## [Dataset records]
— START —

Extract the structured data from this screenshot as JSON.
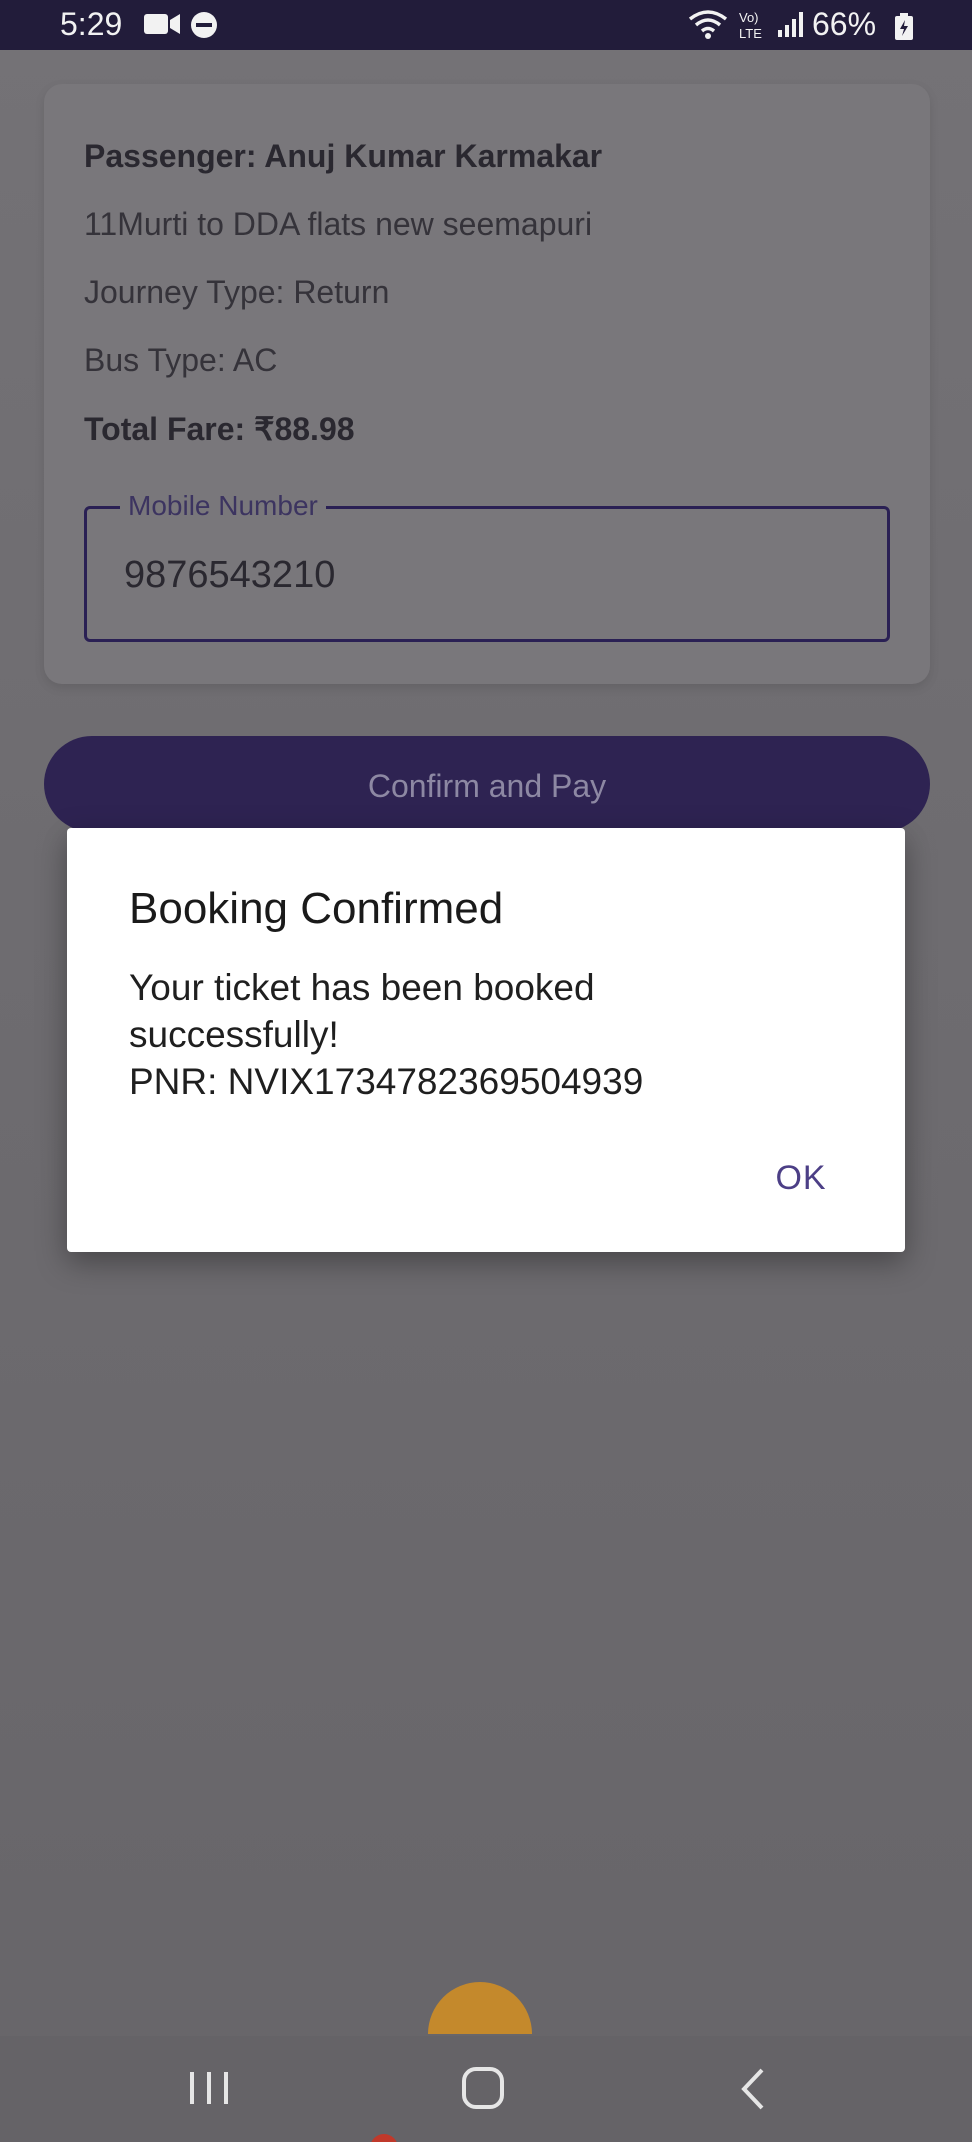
{
  "status_bar": {
    "time": "5:29",
    "battery": "66%",
    "icons": [
      "video-icon",
      "dnd-icon",
      "wifi-icon",
      "volte-icon",
      "signal-icon",
      "battery-icon"
    ]
  },
  "booking": {
    "passenger": "Passenger: Anuj Kumar Karmakar",
    "route": "11Murti to  DDA flats new seemapuri",
    "journey_type": "Journey Type: Return",
    "bus_type": "Bus Type: AC",
    "total_fare": "Total Fare: ₹88.98"
  },
  "mobile_field": {
    "label": "Mobile Number",
    "value": "9876543210"
  },
  "confirm_button": {
    "label": "Confirm and Pay"
  },
  "dialog": {
    "title": "Booking Confirmed",
    "message": "Your ticket has been booked\nsuccessfully!\nPNR: NVIX1734782369504939",
    "ok_label": "OK"
  },
  "colors": {
    "accent": "#2e2352",
    "dialog_action": "#4c3f86",
    "status_bar": "#221c3a",
    "fab": "#c4892c"
  },
  "nav_bar": {
    "icons": [
      "recents-icon",
      "home-icon",
      "back-icon"
    ]
  }
}
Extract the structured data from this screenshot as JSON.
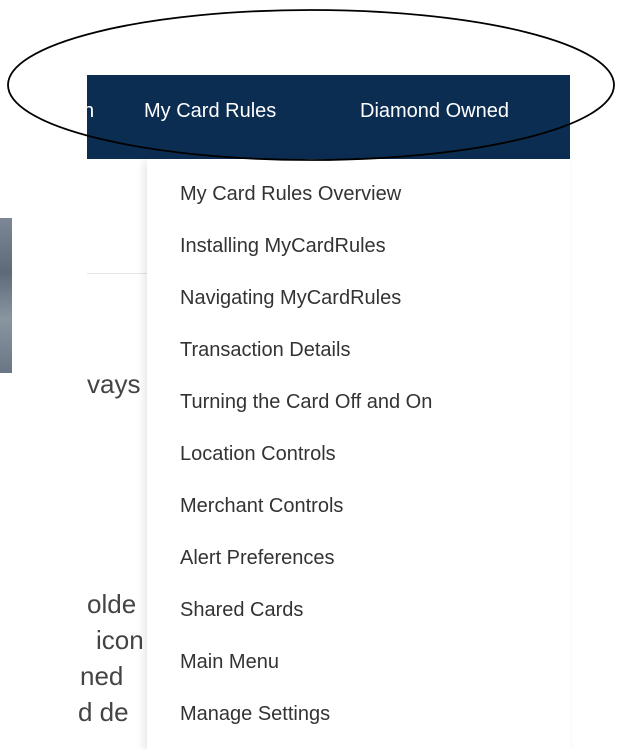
{
  "nav": {
    "partial_label": "n",
    "items": [
      {
        "label": "My Card Rules"
      },
      {
        "label": "Diamond Owned"
      }
    ]
  },
  "background": {
    "fragments": [
      "vays",
      "olde",
      "icon",
      "ned",
      "d de"
    ]
  },
  "dropdown": {
    "items": [
      {
        "label": "My Card Rules Overview"
      },
      {
        "label": "Installing MyCardRules"
      },
      {
        "label": "Navigating MyCardRules"
      },
      {
        "label": "Transaction Details"
      },
      {
        "label": "Turning the Card Off and On"
      },
      {
        "label": "Location Controls"
      },
      {
        "label": "Merchant Controls"
      },
      {
        "label": "Alert Preferences"
      },
      {
        "label": "Shared Cards"
      },
      {
        "label": "Main Menu"
      },
      {
        "label": "Manage Settings"
      }
    ]
  },
  "colors": {
    "navbar": "#0c2d52",
    "nav_text": "#ffffff",
    "menu_text": "#333333",
    "annotation_stroke": "#000000"
  }
}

— END —

Without including any pictures, reproduce the listing exactly.

Extract the structured data from this screenshot as JSON.
{
  "status_bar": {
    "time": "5:29",
    "battery": "66%",
    "icons": [
      "video-icon",
      "dnd-icon",
      "wifi-icon",
      "volte-icon",
      "signal-icon",
      "battery-icon"
    ]
  },
  "booking": {
    "passenger": "Passenger: Anuj Kumar Karmakar",
    "route": "11Murti to  DDA flats new seemapuri",
    "journey_type": "Journey Type: Return",
    "bus_type": "Bus Type: AC",
    "total_fare": "Total Fare: ₹88.98"
  },
  "mobile_field": {
    "label": "Mobile Number",
    "value": "9876543210"
  },
  "confirm_button": {
    "label": "Confirm and Pay"
  },
  "dialog": {
    "title": "Booking Confirmed",
    "message": "Your ticket has been booked\nsuccessfully!\nPNR: NVIX1734782369504939",
    "ok_label": "OK"
  },
  "colors": {
    "accent": "#2e2352",
    "dialog_action": "#4c3f86",
    "status_bar": "#221c3a",
    "fab": "#c4892c"
  },
  "nav_bar": {
    "icons": [
      "recents-icon",
      "home-icon",
      "back-icon"
    ]
  }
}
Extract the structured data from this screenshot as JSON.
{
  "nav": {
    "partial_label": "n",
    "items": [
      {
        "label": "My Card Rules"
      },
      {
        "label": "Diamond Owned"
      }
    ]
  },
  "background": {
    "fragments": [
      "vays",
      "olde",
      "icon",
      "ned",
      "d de"
    ]
  },
  "dropdown": {
    "items": [
      {
        "label": "My Card Rules Overview"
      },
      {
        "label": "Installing MyCardRules"
      },
      {
        "label": "Navigating MyCardRules"
      },
      {
        "label": "Transaction Details"
      },
      {
        "label": "Turning the Card Off and On"
      },
      {
        "label": "Location Controls"
      },
      {
        "label": "Merchant Controls"
      },
      {
        "label": "Alert Preferences"
      },
      {
        "label": "Shared Cards"
      },
      {
        "label": "Main Menu"
      },
      {
        "label": "Manage Settings"
      }
    ]
  },
  "colors": {
    "navbar": "#0c2d52",
    "nav_text": "#ffffff",
    "menu_text": "#333333",
    "annotation_stroke": "#000000"
  }
}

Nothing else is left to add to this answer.